[Recorded data]
┌────────
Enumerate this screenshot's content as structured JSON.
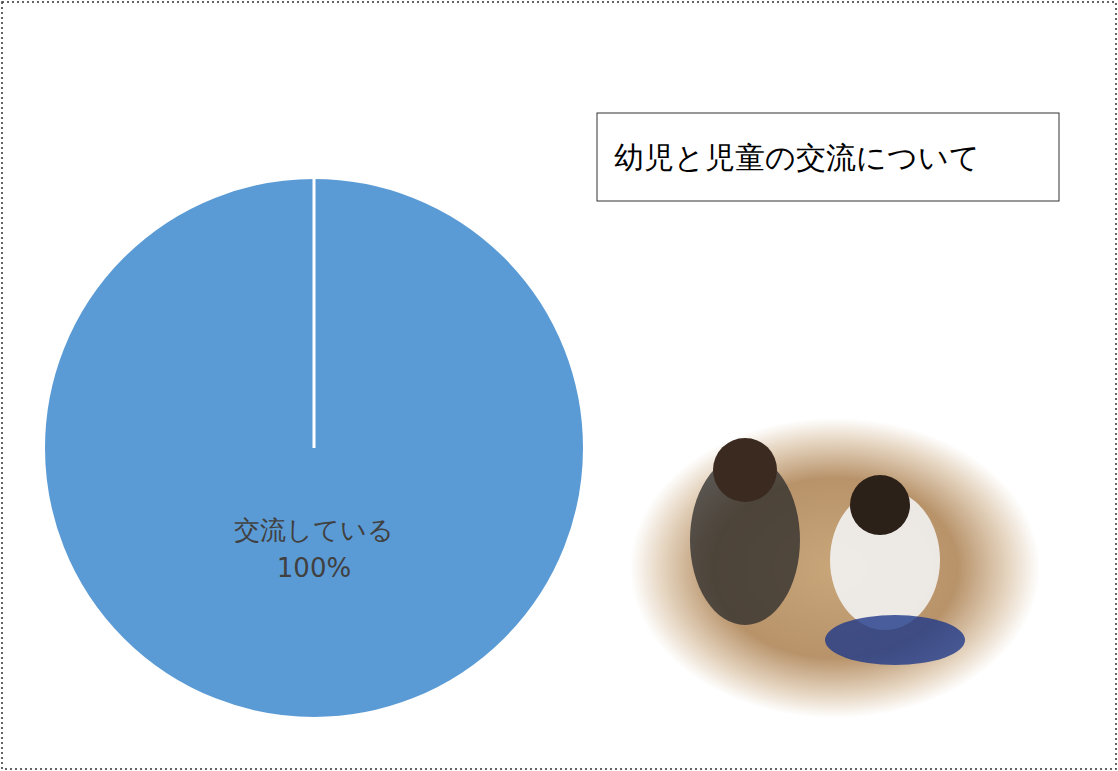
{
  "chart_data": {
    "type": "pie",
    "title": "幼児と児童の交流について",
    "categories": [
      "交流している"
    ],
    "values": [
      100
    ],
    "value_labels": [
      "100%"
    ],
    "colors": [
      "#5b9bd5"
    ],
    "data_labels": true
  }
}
└────────
**Written problem:** Retype the entries word for word. Omit any images.

**Task result:**
Enumerate this screenshot's content as structured JSON.
{
  "chart_data": {
    "type": "pie",
    "title": "幼児と児童の交流について",
    "categories": [
      "交流している"
    ],
    "values": [
      100
    ],
    "value_labels": [
      "100%"
    ],
    "colors": [
      "#5b9bd5"
    ],
    "data_labels": true
  }
}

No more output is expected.